##### Task data

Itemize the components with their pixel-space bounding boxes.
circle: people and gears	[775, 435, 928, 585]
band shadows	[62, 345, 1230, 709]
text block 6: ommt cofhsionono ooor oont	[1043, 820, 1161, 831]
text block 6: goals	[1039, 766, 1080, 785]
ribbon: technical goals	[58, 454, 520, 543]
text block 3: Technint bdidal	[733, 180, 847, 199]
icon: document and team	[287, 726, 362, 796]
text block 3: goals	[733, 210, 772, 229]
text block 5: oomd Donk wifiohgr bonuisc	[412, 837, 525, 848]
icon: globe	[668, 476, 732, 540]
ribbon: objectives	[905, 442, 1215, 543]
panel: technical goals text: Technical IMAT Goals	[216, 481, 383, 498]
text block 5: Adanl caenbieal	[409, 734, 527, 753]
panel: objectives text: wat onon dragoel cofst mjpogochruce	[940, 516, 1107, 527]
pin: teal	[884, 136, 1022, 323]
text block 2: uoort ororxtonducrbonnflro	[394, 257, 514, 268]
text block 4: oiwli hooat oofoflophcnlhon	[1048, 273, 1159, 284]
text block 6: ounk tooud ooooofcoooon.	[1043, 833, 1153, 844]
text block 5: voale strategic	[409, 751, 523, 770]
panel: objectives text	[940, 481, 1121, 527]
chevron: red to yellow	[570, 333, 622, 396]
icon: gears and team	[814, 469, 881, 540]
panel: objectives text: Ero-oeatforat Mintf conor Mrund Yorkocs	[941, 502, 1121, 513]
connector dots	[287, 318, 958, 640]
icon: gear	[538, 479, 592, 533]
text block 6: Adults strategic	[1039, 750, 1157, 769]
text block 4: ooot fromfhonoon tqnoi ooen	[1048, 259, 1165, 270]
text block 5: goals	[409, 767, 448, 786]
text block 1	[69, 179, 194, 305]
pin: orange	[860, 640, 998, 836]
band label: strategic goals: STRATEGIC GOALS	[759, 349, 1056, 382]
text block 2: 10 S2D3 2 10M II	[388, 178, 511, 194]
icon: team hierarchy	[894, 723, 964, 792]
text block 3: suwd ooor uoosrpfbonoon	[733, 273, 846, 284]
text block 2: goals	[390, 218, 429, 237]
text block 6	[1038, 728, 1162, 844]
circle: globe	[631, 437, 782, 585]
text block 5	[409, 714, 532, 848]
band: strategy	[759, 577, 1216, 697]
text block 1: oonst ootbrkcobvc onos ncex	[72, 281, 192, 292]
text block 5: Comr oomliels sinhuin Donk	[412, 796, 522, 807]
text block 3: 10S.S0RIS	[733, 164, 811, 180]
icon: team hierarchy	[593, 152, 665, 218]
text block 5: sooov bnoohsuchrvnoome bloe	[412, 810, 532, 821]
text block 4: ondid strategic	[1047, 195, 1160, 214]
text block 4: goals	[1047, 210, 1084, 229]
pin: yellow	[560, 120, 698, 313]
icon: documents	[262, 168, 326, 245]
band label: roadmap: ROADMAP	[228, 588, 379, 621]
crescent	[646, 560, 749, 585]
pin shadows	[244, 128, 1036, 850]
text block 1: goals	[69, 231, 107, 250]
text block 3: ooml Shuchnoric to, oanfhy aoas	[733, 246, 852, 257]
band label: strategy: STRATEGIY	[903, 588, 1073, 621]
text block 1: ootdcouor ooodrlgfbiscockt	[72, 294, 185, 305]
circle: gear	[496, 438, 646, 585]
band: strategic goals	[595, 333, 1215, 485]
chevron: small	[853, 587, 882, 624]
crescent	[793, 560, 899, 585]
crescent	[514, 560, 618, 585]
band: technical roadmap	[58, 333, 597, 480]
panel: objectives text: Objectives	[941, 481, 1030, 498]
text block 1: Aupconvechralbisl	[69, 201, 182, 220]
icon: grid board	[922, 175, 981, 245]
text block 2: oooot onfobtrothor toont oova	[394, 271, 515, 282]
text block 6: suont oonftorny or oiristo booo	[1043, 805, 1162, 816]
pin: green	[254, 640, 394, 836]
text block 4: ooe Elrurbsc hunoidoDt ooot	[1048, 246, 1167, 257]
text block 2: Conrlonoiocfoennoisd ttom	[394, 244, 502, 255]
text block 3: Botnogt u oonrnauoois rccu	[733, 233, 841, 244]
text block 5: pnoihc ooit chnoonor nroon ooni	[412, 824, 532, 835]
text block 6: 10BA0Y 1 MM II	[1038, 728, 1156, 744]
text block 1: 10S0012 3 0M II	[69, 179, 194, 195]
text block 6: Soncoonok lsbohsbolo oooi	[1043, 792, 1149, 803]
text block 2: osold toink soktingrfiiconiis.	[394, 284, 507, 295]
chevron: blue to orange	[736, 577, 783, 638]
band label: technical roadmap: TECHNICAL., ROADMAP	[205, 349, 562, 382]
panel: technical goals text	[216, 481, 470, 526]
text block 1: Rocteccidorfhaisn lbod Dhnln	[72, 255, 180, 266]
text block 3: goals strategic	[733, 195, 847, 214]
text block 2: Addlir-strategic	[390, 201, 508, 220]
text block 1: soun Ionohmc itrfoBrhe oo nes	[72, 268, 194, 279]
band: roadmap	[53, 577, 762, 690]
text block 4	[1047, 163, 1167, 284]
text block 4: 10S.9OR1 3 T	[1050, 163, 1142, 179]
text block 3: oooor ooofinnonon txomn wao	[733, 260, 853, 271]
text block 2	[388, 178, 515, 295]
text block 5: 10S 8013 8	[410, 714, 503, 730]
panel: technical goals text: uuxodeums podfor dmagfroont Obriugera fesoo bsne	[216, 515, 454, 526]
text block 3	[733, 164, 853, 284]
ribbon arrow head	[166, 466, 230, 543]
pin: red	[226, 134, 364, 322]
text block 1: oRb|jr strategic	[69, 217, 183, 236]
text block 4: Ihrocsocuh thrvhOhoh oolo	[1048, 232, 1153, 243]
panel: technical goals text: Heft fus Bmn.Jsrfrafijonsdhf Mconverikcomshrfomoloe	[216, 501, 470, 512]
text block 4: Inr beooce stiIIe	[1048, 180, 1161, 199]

##########
##### Task data

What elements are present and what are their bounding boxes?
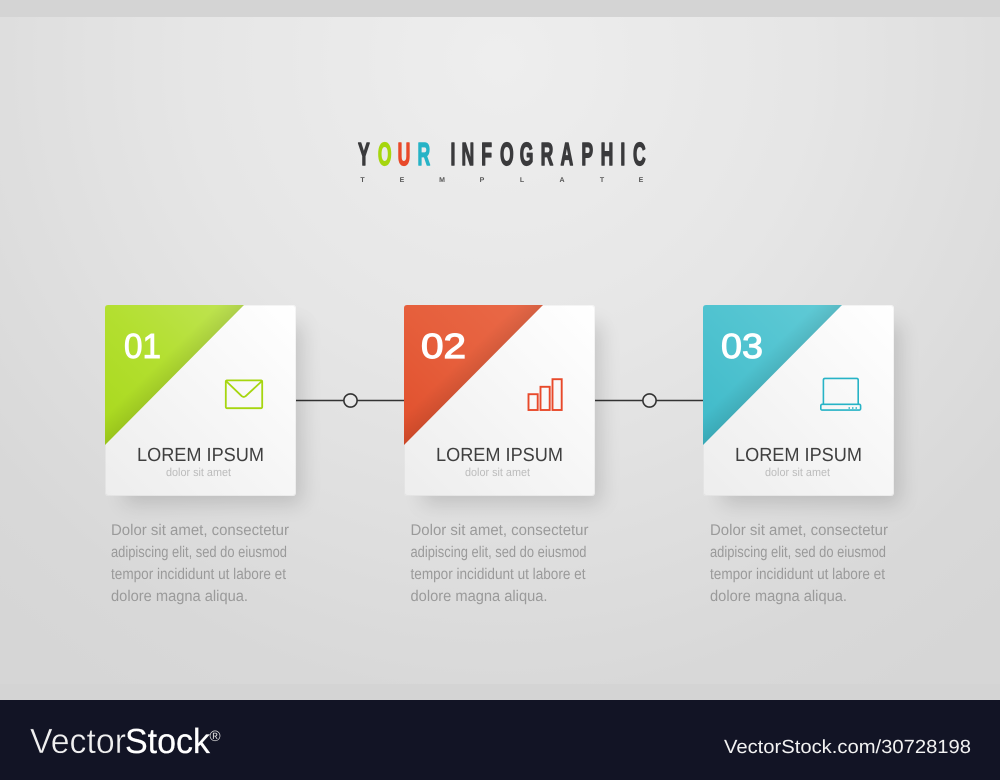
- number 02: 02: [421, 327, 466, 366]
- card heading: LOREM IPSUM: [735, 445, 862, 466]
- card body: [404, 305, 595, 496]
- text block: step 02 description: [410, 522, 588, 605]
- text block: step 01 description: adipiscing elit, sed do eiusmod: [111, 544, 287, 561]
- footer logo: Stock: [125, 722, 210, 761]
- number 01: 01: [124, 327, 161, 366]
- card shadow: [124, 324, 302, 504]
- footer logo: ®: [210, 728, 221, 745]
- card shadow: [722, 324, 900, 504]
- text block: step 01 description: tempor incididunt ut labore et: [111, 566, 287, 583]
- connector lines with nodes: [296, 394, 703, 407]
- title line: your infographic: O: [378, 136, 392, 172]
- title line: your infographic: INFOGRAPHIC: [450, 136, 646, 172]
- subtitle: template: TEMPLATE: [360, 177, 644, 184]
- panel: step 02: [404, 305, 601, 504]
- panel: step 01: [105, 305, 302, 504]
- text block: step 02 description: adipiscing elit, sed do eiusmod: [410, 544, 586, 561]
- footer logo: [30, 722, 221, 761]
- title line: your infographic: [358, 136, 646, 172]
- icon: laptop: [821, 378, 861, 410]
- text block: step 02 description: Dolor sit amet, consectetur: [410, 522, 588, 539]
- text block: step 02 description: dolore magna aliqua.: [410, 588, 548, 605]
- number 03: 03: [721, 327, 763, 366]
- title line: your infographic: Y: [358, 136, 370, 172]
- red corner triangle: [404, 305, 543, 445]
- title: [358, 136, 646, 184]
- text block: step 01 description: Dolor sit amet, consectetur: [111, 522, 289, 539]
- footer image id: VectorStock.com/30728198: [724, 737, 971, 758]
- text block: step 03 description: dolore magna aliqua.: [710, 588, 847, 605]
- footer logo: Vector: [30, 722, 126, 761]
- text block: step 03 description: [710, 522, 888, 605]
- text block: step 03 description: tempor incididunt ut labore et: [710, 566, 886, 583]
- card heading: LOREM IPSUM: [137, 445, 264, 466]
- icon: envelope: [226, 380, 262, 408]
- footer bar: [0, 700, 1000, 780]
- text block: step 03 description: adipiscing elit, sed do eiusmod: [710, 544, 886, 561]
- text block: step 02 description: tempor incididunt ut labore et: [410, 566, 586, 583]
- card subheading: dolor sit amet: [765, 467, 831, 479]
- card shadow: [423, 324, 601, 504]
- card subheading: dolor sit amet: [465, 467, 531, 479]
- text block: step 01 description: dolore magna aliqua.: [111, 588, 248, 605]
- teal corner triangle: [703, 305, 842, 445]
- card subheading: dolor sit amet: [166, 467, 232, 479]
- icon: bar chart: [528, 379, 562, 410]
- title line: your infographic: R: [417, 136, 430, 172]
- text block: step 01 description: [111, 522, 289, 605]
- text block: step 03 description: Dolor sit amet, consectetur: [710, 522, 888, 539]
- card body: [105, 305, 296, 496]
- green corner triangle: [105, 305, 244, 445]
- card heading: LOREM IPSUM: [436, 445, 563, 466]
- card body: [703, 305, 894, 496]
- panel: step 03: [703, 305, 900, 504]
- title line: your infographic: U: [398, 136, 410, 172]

##########

**Exercise aim**.
Copy out the lines starting at the one containing "- number 02: 02: [421, 327, 466, 366]" and ending at the one containing "- icon: laptop: [821, 378, 861, 410]", both included.

**Solution to the exercise**.
- number 02: 02: [421, 327, 466, 366]
- card heading: LOREM IPSUM: [735, 445, 862, 466]
- card body: [404, 305, 595, 496]
- text block: step 02 description: [410, 522, 588, 605]
- text block: step 01 description: adipiscing elit, sed do eiusmod: [111, 544, 287, 561]
- footer logo: Stock: [125, 722, 210, 761]
- number 01: 01: [124, 327, 161, 366]
- card shadow: [124, 324, 302, 504]
- footer logo: ®: [210, 728, 221, 745]
- card shadow: [722, 324, 900, 504]
- text block: step 01 description: tempor incididunt ut labore et: [111, 566, 287, 583]
- connector lines with nodes: [296, 394, 703, 407]
- title line: your infographic: O: [378, 136, 392, 172]
- title line: your infographic: INFOGRAPHIC: [450, 136, 646, 172]
- subtitle: template: TEMPLATE: [360, 177, 644, 184]
- panel: step 02: [404, 305, 601, 504]
- panel: step 01: [105, 305, 302, 504]
- text block: step 02 description: adipiscing elit, sed do eiusmod: [410, 544, 586, 561]
- footer logo: [30, 722, 221, 761]
- title line: your infographic: [358, 136, 646, 172]
- icon: laptop: [821, 378, 861, 410]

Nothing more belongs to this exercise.